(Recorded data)
┌────────

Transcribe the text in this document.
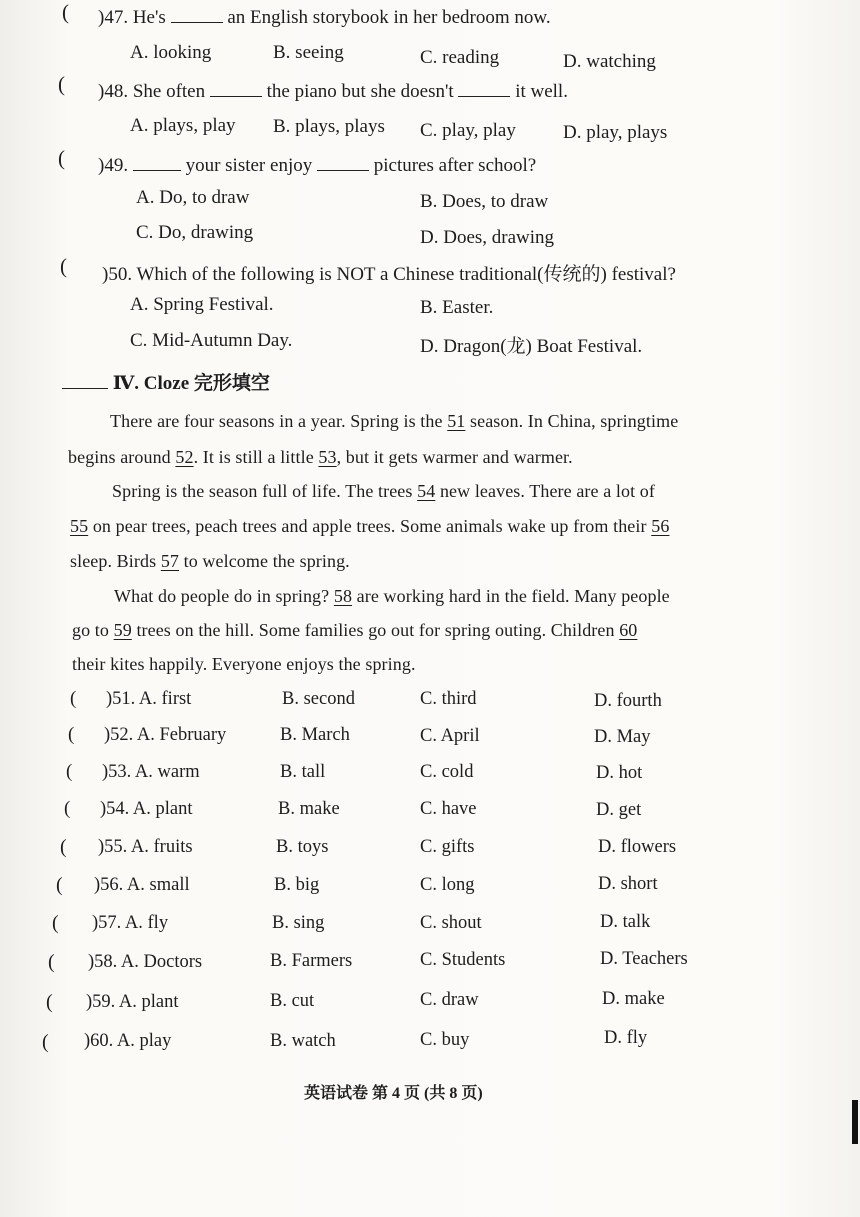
( )47. He's	an English storybook in her bedroom now.
A. looking	B. seeing	C. reading	D. watching
( )48. She often	the piano but she doesn't	it well.
A. plays, play B. plays, plays C. play, play D. play, plays
( )49.	your sister enjoy	pictures after school?
A. Do, to draw	B. Does, to draw
C. Do, drawing	D. Does, drawing
( )50. Which of the following is NOT a Chinese traditional(传统的) festival?
A. Spring Festival.	B. Easter.
C. Mid-Autumn Day.	D. Dragon(龙) Boat Festival.
Ⅳ. Cloze 完形填空
There are four seasons in a year. Spring is the 51 season. In China, springtime
begins around 52. It is still a little 53, but it gets warmer and warmer.
Spring is the season full of life. The trees 54 new leaves. There are a lot of
55 on pear trees, peach trees and apple trees. Some animals wake up from their 56
sleep. Birds 57 to welcome the spring.
What do people do in spring? 58 are working hard in the field. Many people
go to 59 trees on the hill. Some families go out for spring outing. Children 60
their kites happily. Everyone enjoys the spring.
( )51. A. first	B. second	C. third	D. fourth
( )52. A. February	B. March	C. April	D. May
( )53. A. warm	B. tall	C. cold	D. hot
( )54. A. plant	B. make	C. have	D. get
( )55. A. fruits	B. toys	C. gifts	D. flowers
( )56. A. small	B. big	C. long	D. short
( )57. A. fly	B. sing	C. shout	D. talk
( )58. A. Doctors	B. Farmers	C. Students	D. Teachers
( )59. A. plant	B. cut	C. draw	D. make
( )60. A. play	B. watch	C. buy	D. fly
英语试卷 第 4 页 (共 8 页)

└────────

● **TASK GOAL**
Set down the lines of the records above exactly, apart from the pictures.

● **WORKED ANSWER**
Transcribe the text in this document.
( )47. He's	an English storybook in her bedroom now.
A. looking	B. seeing	C. reading	D. watching
( )48. She often	the piano but she doesn't	it well.
A. plays, play B. plays, plays C. play, play D. play, plays
( )49.	your sister enjoy	pictures after school?
A. Do, to draw	B. Does, to draw
C. Do, drawing	D. Does, drawing
( )50. Which of the following is NOT a Chinese traditional(传统的) festival?
A. Spring Festival.	B. Easter.
C. Mid-Autumn Day.	D. Dragon(龙) Boat Festival.
Ⅳ. Cloze 完形填空
There are four seasons in a year. Spring is the 51 season. In China, springtime
begins around 52. It is still a little 53, but it gets warmer and warmer.
Spring is the season full of life. The trees 54 new leaves. There are a lot of
55 on pear trees, peach trees and apple trees. Some animals wake up from their 56
sleep. Birds 57 to welcome the spring.
What do people do in spring? 58 are working hard in the field. Many people
go to 59 trees on the hill. Some families go out for spring outing. Children 60
their kites happily. Everyone enjoys the spring.
( )51. A. first	B. second	C. third	D. fourth
( )52. A. February	B. March	C. April	D. May
( )53. A. warm	B. tall	C. cold	D. hot
( )54. A. plant	B. make	C. have	D. get
( )55. A. fruits	B. toys	C. gifts	D. flowers
( )56. A. small	B. big	C. long	D. short
( )57. A. fly	B. sing	C. shout	D. talk
( )58. A. Doctors	B. Farmers	C. Students	D. Teachers
( )59. A. plant	B. cut	C. draw	D. make
( )60. A. play	B. watch	C. buy	D. fly
英语试卷 第 4 页 (共 8 页)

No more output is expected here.